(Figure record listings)
....................
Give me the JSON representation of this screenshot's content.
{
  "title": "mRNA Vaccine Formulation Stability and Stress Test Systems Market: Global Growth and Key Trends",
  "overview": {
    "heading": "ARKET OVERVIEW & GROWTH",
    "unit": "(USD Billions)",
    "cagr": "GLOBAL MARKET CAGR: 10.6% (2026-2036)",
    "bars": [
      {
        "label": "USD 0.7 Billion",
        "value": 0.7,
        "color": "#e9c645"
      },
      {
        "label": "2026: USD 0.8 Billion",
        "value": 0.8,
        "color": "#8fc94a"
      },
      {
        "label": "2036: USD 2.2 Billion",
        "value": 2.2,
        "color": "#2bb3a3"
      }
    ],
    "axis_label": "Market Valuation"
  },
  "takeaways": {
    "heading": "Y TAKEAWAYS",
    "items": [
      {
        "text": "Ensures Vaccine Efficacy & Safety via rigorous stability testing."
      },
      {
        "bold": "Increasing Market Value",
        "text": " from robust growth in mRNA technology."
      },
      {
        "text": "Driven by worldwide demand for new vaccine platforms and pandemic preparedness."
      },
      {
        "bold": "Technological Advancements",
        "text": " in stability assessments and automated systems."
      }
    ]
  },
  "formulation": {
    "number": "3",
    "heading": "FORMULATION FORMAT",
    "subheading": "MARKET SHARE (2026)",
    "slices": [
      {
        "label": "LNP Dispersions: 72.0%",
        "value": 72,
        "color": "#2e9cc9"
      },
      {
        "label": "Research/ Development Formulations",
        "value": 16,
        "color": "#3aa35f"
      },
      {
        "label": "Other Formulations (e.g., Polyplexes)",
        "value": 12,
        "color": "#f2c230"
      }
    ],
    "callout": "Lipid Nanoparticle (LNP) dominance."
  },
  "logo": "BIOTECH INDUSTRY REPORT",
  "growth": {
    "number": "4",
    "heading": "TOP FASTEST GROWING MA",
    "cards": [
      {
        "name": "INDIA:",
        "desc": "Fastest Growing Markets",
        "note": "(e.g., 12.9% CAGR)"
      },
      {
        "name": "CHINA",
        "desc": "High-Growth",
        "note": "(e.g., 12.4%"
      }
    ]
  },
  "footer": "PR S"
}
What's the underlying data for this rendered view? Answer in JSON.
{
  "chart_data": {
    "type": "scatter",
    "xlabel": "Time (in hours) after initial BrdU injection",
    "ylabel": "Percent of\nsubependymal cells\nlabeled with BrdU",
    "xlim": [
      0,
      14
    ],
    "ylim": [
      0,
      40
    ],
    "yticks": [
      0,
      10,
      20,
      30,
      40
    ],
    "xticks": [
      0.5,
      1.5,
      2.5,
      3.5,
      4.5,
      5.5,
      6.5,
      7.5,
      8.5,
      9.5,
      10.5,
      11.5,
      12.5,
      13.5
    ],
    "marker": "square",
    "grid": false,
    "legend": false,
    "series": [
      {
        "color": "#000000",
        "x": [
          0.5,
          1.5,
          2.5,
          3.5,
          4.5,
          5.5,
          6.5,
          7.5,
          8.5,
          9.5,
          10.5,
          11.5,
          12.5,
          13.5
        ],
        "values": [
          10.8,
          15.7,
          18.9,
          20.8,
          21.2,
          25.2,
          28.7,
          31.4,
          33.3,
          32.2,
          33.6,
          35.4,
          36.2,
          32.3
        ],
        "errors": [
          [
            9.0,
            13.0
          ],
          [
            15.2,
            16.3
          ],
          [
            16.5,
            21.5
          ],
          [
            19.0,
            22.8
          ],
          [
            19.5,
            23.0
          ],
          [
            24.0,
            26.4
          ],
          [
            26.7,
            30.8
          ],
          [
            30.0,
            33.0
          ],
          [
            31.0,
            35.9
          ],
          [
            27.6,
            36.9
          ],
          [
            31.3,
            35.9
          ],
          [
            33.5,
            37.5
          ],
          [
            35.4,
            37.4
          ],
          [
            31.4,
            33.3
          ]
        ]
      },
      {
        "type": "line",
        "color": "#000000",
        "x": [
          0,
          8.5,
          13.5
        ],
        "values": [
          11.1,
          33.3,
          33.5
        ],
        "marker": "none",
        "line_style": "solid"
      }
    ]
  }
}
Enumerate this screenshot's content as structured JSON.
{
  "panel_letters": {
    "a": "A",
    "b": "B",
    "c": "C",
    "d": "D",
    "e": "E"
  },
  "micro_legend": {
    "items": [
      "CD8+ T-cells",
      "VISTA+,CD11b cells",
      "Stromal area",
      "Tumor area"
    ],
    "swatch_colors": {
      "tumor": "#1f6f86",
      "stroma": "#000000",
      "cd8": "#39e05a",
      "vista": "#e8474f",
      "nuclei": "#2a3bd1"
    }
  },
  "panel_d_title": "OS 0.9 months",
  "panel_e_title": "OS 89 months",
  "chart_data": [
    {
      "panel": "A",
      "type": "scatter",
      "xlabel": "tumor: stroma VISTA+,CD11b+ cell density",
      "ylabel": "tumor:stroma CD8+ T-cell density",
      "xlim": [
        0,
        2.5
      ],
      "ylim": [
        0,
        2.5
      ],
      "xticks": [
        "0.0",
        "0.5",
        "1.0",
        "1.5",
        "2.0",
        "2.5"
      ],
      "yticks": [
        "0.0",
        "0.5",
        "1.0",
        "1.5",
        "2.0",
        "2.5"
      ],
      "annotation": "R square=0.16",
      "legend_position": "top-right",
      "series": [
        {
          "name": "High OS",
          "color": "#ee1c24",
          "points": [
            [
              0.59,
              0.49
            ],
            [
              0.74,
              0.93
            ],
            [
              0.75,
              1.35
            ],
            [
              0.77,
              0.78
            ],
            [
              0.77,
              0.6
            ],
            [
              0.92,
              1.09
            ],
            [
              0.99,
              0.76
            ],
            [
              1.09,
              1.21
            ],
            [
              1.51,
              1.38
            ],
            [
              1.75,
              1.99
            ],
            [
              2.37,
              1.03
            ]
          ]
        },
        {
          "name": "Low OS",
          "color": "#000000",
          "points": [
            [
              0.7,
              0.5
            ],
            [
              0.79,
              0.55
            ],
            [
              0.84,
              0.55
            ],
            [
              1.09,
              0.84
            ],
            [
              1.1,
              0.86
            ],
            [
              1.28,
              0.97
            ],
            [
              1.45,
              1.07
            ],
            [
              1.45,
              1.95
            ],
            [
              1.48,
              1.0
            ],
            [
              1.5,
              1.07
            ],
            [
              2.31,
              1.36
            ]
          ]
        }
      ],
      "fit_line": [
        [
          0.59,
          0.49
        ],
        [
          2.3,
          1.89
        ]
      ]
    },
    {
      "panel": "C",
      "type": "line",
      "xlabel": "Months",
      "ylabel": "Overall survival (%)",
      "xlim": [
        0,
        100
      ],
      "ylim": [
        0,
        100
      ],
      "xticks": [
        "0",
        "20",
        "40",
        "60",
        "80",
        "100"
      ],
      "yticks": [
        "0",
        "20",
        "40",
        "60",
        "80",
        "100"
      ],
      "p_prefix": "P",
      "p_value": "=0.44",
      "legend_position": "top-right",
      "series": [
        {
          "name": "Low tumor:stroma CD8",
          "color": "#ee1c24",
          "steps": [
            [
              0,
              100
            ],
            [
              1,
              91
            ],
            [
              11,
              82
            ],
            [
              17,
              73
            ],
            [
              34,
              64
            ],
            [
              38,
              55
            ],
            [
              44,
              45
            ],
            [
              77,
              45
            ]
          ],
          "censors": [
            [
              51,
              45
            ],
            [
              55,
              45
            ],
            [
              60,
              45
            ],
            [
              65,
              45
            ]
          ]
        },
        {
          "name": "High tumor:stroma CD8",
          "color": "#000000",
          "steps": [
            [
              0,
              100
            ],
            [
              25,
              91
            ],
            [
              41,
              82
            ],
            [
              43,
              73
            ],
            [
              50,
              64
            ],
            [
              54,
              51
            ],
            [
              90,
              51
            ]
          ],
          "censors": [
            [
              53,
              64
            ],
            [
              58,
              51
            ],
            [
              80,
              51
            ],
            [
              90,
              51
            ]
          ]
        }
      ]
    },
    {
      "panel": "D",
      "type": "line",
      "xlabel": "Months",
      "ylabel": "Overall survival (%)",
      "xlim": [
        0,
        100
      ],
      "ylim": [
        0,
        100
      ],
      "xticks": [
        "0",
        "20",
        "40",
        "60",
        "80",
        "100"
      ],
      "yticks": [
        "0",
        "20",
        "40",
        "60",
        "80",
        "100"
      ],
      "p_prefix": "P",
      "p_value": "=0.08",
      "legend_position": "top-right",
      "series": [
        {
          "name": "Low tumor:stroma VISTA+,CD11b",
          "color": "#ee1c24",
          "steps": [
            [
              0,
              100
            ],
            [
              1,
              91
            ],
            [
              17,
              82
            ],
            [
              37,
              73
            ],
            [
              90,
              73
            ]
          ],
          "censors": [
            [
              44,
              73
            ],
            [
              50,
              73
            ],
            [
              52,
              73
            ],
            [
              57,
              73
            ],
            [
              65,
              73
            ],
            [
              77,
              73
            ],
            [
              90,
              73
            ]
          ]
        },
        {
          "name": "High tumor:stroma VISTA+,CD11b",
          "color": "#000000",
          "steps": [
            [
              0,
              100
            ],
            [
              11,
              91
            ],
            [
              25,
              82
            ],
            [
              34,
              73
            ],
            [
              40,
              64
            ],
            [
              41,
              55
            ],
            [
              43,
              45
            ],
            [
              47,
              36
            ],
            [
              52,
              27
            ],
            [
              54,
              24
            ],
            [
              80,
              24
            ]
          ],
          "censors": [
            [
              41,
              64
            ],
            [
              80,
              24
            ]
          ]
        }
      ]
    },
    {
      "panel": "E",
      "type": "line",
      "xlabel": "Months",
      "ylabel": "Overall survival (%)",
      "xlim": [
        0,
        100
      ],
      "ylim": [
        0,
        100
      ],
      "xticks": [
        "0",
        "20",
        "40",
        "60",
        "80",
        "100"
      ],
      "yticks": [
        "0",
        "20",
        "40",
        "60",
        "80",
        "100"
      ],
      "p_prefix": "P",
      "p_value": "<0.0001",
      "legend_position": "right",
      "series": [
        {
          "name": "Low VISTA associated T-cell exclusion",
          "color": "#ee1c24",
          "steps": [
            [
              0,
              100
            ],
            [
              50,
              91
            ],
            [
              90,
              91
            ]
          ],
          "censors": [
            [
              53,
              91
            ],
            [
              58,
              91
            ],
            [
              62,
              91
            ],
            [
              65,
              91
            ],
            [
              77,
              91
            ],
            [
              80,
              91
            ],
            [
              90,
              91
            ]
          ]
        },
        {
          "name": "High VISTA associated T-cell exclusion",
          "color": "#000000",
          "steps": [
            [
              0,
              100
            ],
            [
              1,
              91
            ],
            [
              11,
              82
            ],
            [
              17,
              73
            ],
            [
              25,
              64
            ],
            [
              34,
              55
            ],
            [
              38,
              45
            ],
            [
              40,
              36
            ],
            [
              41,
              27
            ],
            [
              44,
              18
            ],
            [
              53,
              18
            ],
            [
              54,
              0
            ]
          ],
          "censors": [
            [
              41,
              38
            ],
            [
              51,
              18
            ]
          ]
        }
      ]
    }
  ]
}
....................
# WHAT THE TASK REQUIRES
When the word "CAGR" shows up in a line of the entries, pull that line out.

# WRITTEN RESPONSE
    "cagr": "GLOBAL MARKET CAGR: 10.6% (2026-2036)",
        "note": "(e.g., 12.9% CAGR)"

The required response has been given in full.